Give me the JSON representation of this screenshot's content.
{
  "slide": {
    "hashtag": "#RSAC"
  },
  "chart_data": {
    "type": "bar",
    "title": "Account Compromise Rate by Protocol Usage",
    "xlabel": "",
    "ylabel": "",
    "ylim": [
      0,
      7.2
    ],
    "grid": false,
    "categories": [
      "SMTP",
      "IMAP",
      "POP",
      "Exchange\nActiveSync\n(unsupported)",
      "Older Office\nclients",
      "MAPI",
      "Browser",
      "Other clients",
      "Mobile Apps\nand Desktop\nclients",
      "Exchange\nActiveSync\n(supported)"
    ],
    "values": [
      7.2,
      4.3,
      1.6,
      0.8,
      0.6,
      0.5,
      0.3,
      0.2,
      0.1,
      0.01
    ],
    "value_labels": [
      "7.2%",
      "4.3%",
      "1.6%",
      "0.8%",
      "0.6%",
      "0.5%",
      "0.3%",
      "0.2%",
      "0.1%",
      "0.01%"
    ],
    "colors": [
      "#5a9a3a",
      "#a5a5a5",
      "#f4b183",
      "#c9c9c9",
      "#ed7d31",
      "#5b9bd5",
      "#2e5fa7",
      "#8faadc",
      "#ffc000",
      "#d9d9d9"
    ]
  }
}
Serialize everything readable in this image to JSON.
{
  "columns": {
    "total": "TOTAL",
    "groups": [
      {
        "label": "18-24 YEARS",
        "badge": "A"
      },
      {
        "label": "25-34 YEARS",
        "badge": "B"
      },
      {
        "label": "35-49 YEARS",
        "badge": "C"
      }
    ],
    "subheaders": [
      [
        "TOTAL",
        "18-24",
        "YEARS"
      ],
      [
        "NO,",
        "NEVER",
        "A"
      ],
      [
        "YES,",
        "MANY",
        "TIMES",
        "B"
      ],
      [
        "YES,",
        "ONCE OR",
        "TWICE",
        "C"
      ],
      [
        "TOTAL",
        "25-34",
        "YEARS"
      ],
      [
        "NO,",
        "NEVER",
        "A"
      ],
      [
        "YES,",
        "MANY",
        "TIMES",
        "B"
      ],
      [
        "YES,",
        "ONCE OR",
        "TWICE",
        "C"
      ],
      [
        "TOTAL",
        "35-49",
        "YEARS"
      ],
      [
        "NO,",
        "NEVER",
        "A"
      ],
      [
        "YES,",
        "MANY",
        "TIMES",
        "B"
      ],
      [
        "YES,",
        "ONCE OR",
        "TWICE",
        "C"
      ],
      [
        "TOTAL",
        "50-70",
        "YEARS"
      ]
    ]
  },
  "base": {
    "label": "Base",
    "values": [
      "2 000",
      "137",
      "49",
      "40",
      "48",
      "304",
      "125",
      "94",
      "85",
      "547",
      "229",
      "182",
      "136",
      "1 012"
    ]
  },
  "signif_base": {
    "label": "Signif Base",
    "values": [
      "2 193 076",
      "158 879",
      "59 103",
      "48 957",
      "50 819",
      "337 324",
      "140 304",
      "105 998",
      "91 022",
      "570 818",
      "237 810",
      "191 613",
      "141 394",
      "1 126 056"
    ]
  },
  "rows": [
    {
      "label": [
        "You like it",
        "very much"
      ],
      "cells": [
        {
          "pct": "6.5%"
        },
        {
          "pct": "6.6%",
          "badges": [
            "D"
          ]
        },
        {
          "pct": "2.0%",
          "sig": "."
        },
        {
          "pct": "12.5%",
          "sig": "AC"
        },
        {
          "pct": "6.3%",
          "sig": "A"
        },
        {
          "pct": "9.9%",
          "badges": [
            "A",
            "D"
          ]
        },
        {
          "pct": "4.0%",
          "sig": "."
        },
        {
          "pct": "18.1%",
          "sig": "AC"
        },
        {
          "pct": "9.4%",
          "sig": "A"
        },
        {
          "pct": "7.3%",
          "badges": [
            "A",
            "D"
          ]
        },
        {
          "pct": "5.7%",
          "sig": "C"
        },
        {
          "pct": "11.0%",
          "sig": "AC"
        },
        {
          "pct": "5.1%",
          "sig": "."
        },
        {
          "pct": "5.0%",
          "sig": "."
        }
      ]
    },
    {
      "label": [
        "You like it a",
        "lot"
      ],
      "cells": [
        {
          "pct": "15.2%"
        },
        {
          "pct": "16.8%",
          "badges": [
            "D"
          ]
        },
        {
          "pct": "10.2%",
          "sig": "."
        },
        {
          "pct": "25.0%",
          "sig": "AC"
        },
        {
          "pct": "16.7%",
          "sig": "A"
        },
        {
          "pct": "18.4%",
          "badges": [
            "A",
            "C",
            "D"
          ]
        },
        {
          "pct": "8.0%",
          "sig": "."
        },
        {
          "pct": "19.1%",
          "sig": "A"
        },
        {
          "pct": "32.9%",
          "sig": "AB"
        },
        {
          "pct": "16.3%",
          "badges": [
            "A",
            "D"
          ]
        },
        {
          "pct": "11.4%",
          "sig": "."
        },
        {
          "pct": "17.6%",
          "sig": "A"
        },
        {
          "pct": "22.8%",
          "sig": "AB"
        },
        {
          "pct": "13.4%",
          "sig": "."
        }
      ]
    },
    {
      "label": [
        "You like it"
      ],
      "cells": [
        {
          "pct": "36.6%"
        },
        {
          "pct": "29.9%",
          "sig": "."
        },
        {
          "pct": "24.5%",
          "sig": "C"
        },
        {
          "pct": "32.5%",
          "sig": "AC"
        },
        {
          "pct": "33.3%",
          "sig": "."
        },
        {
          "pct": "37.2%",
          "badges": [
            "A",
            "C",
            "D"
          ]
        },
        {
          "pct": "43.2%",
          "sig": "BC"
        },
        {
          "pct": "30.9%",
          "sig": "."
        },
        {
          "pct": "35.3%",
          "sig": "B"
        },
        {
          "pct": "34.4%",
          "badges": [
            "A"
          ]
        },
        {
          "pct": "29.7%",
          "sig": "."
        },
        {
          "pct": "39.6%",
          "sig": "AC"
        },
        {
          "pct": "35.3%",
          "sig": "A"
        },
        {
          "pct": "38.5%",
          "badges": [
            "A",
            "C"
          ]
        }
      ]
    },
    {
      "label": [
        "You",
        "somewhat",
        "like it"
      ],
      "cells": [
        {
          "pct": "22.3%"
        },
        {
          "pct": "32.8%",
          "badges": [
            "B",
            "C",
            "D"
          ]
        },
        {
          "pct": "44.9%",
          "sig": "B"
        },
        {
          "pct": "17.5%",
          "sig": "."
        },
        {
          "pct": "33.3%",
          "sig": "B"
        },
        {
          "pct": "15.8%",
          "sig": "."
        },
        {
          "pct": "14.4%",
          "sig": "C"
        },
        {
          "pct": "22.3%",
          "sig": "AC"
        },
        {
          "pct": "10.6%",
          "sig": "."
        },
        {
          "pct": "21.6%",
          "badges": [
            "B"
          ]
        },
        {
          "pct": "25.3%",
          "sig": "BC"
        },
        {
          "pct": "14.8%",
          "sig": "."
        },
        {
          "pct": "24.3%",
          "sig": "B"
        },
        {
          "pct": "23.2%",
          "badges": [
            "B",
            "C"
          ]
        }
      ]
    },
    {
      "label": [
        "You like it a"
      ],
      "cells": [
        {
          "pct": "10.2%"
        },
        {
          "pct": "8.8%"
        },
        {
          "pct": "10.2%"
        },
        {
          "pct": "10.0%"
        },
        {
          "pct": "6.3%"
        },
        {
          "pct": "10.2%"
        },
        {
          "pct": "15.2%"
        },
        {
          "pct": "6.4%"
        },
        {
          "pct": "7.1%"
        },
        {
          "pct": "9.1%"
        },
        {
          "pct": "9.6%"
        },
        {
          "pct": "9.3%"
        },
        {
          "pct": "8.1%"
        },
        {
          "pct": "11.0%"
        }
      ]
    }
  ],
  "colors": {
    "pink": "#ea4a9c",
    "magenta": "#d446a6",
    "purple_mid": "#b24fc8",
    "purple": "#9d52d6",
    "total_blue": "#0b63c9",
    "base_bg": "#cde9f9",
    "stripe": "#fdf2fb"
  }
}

------------------------------------------------------------------------

Scan the material above for the string "nclients" and report each line where you find it.

      "Older Office\nclients",
      "Mobile Apps\nand Desktop\nclients",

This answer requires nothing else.